>> begin Supplied material

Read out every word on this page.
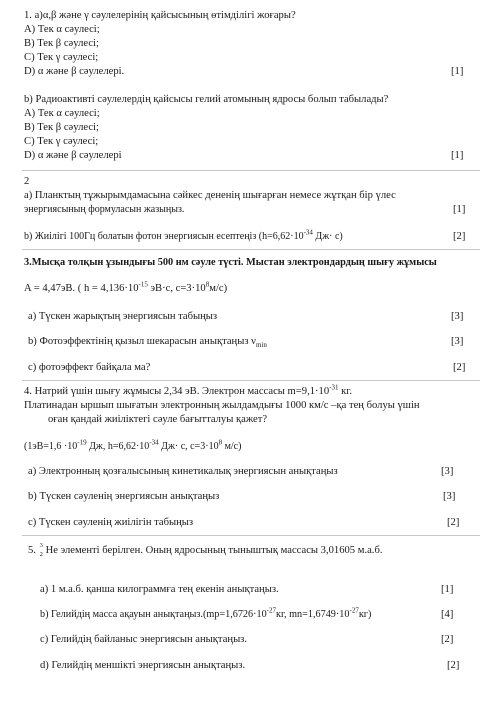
1. a)α,β және γ сәулелерінің қайсысының өтімділігі жоғары?
A) Тек α сәулесі;
B) Тек β сәулесі;
C) Тек γ сәулесі;
D) α және β сәулелері.	[1]
b) Радиоактивті сәулелердің қайсысы гелий атомының ядросы болып табылады?
A) Тек α сәулесі;
B) Тек β сәулесі;
C) Тек γ сәулесі;
D) α және β сәулелері	[1]
2
a) Планктың тұжырымдамасына сәйкес дененің шығарған немесе жұтқан бір үлес
энергиясының формуласын жазыңыз.	[1]
b) Жиілігі 100Гц болатын фотон энергиясын есептеңіз ($h=6,62\cdot 10^{-34}$ Дж· с)	[2]
3.Мысқа толқын ұзындығы 500 нм сәуле түсті. Мыстан электрондардың шығу жұмысы
A = 4,47эВ. ( $h = 4,136\cdot 10^{-15}$ эВ·с, $c=3\cdot 10^8м/с$)
a) Түскен жарықтың энергиясын табыңыз	[3]
b) Фотоэффектінің қызыл шекарасын анықтаңыз $\nu_{min}$	[3]
c) фотоэффект байқала ма?	[2]
4. Натрий үшін шығу жұмысы 2,34 эВ. Электрон массасы $m=9,1\cdot 10^{-31}$ кг.
Платинадан ыршып шығатын электронның жылдамдығы 1000 км/с –қа тең болуы үшін
оған қандай жиіліктегі сәуле бағытталуы қажет?
($1эВ=1,6 \cdot 10^{-19}$ Дж, $h=6,62\cdot 10^{-34}$ Дж· с, $c=3\cdot 10^8$ м/с)
a) Электронның қозғалысының кинетикалық энергиясын анықтаңыз	[3]
b) Түскен сәуленің энергиясын анықтаңыз	[3]
c) Түскен сәуленің жиілігін табыңыз	[2]
5. 3
2 He элементі берілген. Оның ядросының тыныштық массасы 3,01605 м.а.б.
a) 1 м.а.б. қанша килограммға тең екенін анықтаңыз.	[1]
b) Гелийдің масса ақауын $анықтаңыз.(mp=1,6726\cdot 10^{-27}кг$, $mn=1,6749\cdot 10^{-27}кг$)	[4]
c) Гелийдің байланыс энергиясын анықтаңыз.	[2]
d) Гелийдің меншікті энергиясын анықтаңыз.	[2]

>> end Supplied material

» **Instructions to follow**:
Return the material word for word. Pictures are not part of the copy.

» **Response to this exercise**:
Read out every word on this page.
1. a)α,β және γ сәулелерінің қайсысының өтімділігі жоғары?
A) Тек α сәулесі;
B) Тек β сәулесі;
C) Тек γ сәулесі;
D) α және β сәулелері.	[1]
b) Радиоактивті сәулелердің қайсысы гелий атомының ядросы болып табылады?
A) Тек α сәулесі;
B) Тек β сәулесі;
C) Тек γ сәулесі;
D) α және β сәулелері	[1]
2
a) Планктың тұжырымдамасына сәйкес дененің шығарған немесе жұтқан бір үлес
энергиясының формуласын жазыңыз.	[1]
b) Жиілігі 100Гц болатын фотон энергиясын есептеңіз ($h=6,62\cdot 10^{-34}$ Дж· с)	[2]
3.Мысқа толқын ұзындығы 500 нм сәуле түсті. Мыстан электрондардың шығу жұмысы
A = 4,47эВ. ( $h = 4,136\cdot 10^{-15}$ эВ·с, $c=3\cdot 10^8м/с$)
a) Түскен жарықтың энергиясын табыңыз	[3]
b) Фотоэффектінің қызыл шекарасын анықтаңыз $\nu_{min}$	[3]
c) фотоэффект байқала ма?	[2]
4. Натрий үшін шығу жұмысы 2,34 эВ. Электрон массасы $m=9,1\cdot 10^{-31}$ кг.
Платинадан ыршып шығатын электронның жылдамдығы 1000 км/с –қа тең болуы үшін
оған қандай жиіліктегі сәуле бағытталуы қажет?
($1эВ=1,6 \cdot 10^{-19}$ Дж, $h=6,62\cdot 10^{-34}$ Дж· с, $c=3\cdot 10^8$ м/с)
a) Электронның қозғалысының кинетикалық энергиясын анықтаңыз	[3]
b) Түскен сәуленің энергиясын анықтаңыз	[3]
c) Түскен сәуленің жиілігін табыңыз	[2]
5. 3
2 He элементі берілген. Оның ядросының тыныштық массасы 3,01605 м.а.б.
a) 1 м.а.б. қанша килограммға тең екенін анықтаңыз.	[1]
b) Гелийдің масса ақауын $анықтаңыз.(mp=1,6726\cdot 10^{-27}кг$, $mn=1,6749\cdot 10^{-27}кг$)	[4]
c) Гелийдің байланыс энергиясын анықтаңыз.	[2]
d) Гелийдің меншікті энергиясын анықтаңыз.	[2]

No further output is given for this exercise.